▸ **What the exercise asks**: Reproduce all entries word for word.

▸ **Data shown**:
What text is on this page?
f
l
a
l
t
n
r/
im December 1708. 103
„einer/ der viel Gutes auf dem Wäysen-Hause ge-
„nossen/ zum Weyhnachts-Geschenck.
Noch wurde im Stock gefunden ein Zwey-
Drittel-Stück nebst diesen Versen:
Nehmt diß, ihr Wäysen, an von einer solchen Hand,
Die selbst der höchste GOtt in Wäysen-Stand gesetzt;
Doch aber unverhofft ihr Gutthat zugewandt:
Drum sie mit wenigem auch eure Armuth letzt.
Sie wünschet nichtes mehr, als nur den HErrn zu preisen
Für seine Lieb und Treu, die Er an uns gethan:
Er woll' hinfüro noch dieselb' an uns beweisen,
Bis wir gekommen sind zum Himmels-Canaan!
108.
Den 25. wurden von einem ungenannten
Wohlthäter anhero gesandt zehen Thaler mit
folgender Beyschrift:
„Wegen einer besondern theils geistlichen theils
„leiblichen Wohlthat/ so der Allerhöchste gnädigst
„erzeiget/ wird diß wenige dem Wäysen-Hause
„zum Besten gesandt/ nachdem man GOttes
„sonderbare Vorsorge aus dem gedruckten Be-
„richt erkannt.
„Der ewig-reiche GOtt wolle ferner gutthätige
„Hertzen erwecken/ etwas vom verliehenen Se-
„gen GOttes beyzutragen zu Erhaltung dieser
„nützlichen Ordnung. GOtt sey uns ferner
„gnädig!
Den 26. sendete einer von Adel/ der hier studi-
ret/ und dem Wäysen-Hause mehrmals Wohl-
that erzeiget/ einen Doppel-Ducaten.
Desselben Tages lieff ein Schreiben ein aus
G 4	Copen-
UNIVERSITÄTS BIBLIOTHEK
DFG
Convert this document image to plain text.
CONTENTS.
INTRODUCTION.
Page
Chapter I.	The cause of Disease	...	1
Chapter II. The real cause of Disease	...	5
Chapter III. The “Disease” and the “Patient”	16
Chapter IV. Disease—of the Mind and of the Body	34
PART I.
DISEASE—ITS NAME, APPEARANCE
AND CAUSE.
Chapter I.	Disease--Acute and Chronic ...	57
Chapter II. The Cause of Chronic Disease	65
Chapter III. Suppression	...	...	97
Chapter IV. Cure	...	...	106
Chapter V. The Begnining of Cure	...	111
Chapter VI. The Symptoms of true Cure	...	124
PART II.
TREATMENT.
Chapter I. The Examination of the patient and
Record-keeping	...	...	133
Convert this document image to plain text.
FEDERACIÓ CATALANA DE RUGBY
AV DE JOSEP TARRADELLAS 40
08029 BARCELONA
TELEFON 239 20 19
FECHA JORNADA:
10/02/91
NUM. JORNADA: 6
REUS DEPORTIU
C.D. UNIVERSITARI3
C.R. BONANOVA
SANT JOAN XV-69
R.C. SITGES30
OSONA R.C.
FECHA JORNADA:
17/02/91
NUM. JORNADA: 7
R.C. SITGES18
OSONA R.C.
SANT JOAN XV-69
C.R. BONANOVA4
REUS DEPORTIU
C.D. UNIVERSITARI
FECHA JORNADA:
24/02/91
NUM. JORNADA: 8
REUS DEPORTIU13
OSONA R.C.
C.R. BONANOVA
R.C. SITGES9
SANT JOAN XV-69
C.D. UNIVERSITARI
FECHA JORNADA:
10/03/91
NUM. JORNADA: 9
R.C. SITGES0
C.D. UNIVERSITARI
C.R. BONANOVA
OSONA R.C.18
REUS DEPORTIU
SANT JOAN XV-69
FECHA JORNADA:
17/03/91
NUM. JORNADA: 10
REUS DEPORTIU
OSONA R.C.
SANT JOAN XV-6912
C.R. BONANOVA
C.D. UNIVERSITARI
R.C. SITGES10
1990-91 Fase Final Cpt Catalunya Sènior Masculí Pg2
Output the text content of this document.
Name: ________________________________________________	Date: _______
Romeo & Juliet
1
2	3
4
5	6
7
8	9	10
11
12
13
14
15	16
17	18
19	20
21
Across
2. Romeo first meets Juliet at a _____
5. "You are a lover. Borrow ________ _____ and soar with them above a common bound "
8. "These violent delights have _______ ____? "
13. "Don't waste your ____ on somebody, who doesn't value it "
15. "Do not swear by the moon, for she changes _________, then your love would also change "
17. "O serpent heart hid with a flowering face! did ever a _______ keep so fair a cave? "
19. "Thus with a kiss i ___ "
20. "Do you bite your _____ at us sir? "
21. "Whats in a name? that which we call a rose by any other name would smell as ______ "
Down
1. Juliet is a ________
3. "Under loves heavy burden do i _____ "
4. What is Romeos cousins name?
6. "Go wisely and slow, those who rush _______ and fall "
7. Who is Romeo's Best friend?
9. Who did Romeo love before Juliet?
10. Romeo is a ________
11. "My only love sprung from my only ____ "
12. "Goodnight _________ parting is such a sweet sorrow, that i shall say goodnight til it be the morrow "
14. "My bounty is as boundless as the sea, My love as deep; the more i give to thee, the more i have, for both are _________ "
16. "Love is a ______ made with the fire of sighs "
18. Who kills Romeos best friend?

▸ **Output of the exercise**:
What text is on this page?
f
l
a
l
t
n
r/
im December 1708. 103
„einer/ der viel Gutes auf dem Wäysen-Hause ge-
„nossen/ zum Weyhnachts-Geschenck.
Noch wurde im Stock gefunden ein Zwey-
Drittel-Stück nebst diesen Versen:
Nehmt diß, ihr Wäysen, an von einer solchen Hand,
Die selbst der höchste GOtt in Wäysen-Stand gesetzt;
Doch aber unverhofft ihr Gutthat zugewandt:
Drum sie mit wenigem auch eure Armuth letzt.
Sie wünschet nichtes mehr, als nur den HErrn zu preisen
Für seine Lieb und Treu, die Er an uns gethan:
Er woll' hinfüro noch dieselb' an uns beweisen,
Bis wir gekommen sind zum Himmels-Canaan!
108.
Den 25. wurden von einem ungenannten
Wohlthäter anhero gesandt zehen Thaler mit
folgender Beyschrift:
„Wegen einer besondern theils geistlichen theils
„leiblichen Wohlthat/ so der Allerhöchste gnädigst
„erzeiget/ wird diß wenige dem Wäysen-Hause
„zum Besten gesandt/ nachdem man GOttes
„sonderbare Vorsorge aus dem gedruckten Be-
„richt erkannt.
„Der ewig-reiche GOtt wolle ferner gutthätige
„Hertzen erwecken/ etwas vom verliehenen Se-
„gen GOttes beyzutragen zu Erhaltung dieser
„nützlichen Ordnung. GOtt sey uns ferner
„gnädig!
Den 26. sendete einer von Adel/ der hier studi-
ret/ und dem Wäysen-Hause mehrmals Wohl-
that erzeiget/ einen Doppel-Ducaten.
Desselben Tages lieff ein Schreiben ein aus
G 4	Copen-
UNIVERSITÄTS BIBLIOTHEK
DFG
Convert this document image to plain text.
CONTENTS.
INTRODUCTION.
Page
Chapter I.	The cause of Disease	...	1
Chapter II. The real cause of Disease	...	5
Chapter III. The “Disease” and the “Patient”	16
Chapter IV. Disease—of the Mind and of the Body	34
PART I.
DISEASE—ITS NAME, APPEARANCE
AND CAUSE.
Chapter I.	Disease--Acute and Chronic ...	57
Chapter II. The Cause of Chronic Disease	65
Chapter III. Suppression	...	...	97
Chapter IV. Cure	...	...	106
Chapter V. The Begnining of Cure	...	111
Chapter VI. The Symptoms of true Cure	...	124
PART II.
TREATMENT.
Chapter I. The Examination of the patient and
Record-keeping	...	...	133
Convert this document image to plain text.
FEDERACIÓ CATALANA DE RUGBY
AV DE JOSEP TARRADELLAS 40
08029 BARCELONA
TELEFON 239 20 19
FECHA JORNADA:
10/02/91
NUM. JORNADA: 6
REUS DEPORTIU
C.D. UNIVERSITARI3
C.R. BONANOVA
SANT JOAN XV-69
R.C. SITGES30
OSONA R.C.
FECHA JORNADA:
17/02/91
NUM. JORNADA: 7
R.C. SITGES18
OSONA R.C.
SANT JOAN XV-69
C.R. BONANOVA4
REUS DEPORTIU
C.D. UNIVERSITARI
FECHA JORNADA:
24/02/91
NUM. JORNADA: 8
REUS DEPORTIU13
OSONA R.C.
C.R. BONANOVA
R.C. SITGES9
SANT JOAN XV-69
C.D. UNIVERSITARI
FECHA JORNADA:
10/03/91
NUM. JORNADA: 9
R.C. SITGES0
C.D. UNIVERSITARI
C.R. BONANOVA
OSONA R.C.18
REUS DEPORTIU
SANT JOAN XV-69
FECHA JORNADA:
17/03/91
NUM. JORNADA: 10
REUS DEPORTIU
OSONA R.C.
SANT JOAN XV-6912
C.R. BONANOVA
C.D. UNIVERSITARI
R.C. SITGES10
1990-91 Fase Final Cpt Catalunya Sènior Masculí Pg2
Output the text content of this document.
Name: ________________________________________________	Date: _______
Romeo & Juliet
1
2	3
4
5	6
7
8	9	10
11
12
13
14
15	16
17	18
19	20
21
Across
2. Romeo first meets Juliet at a _____
5. "You are a lover. Borrow ________ _____ and soar with them above a common bound "
8. "These violent delights have _______ ____? "
13. "Don't waste your ____ on somebody, who doesn't value it "
15. "Do not swear by the moon, for she changes _________, then your love would also change "
17. "O serpent heart hid with a flowering face! did ever a _______ keep so fair a cave? "
19. "Thus with a kiss i ___ "
20. "Do you bite your _____ at us sir? "
21. "Whats in a name? that which we call a rose by any other name would smell as ______ "
Down
1. Juliet is a ________
3. "Under loves heavy burden do i _____ "
4. What is Romeos cousins name?
6. "Go wisely and slow, those who rush _______ and fall "
7. Who is Romeo's Best friend?
9. Who did Romeo love before Juliet?
10. Romeo is a ________
11. "My only love sprung from my only ____ "
12. "Goodnight _________ parting is such a sweet sorrow, that i shall say goodnight til it be the morrow "
14. "My bounty is as boundless as the sea, My love as deep; the more i give to thee, the more i have, for both are _________ "
16. "Love is a ______ made with the fire of sighs "
18. Who kills Romeos best friend?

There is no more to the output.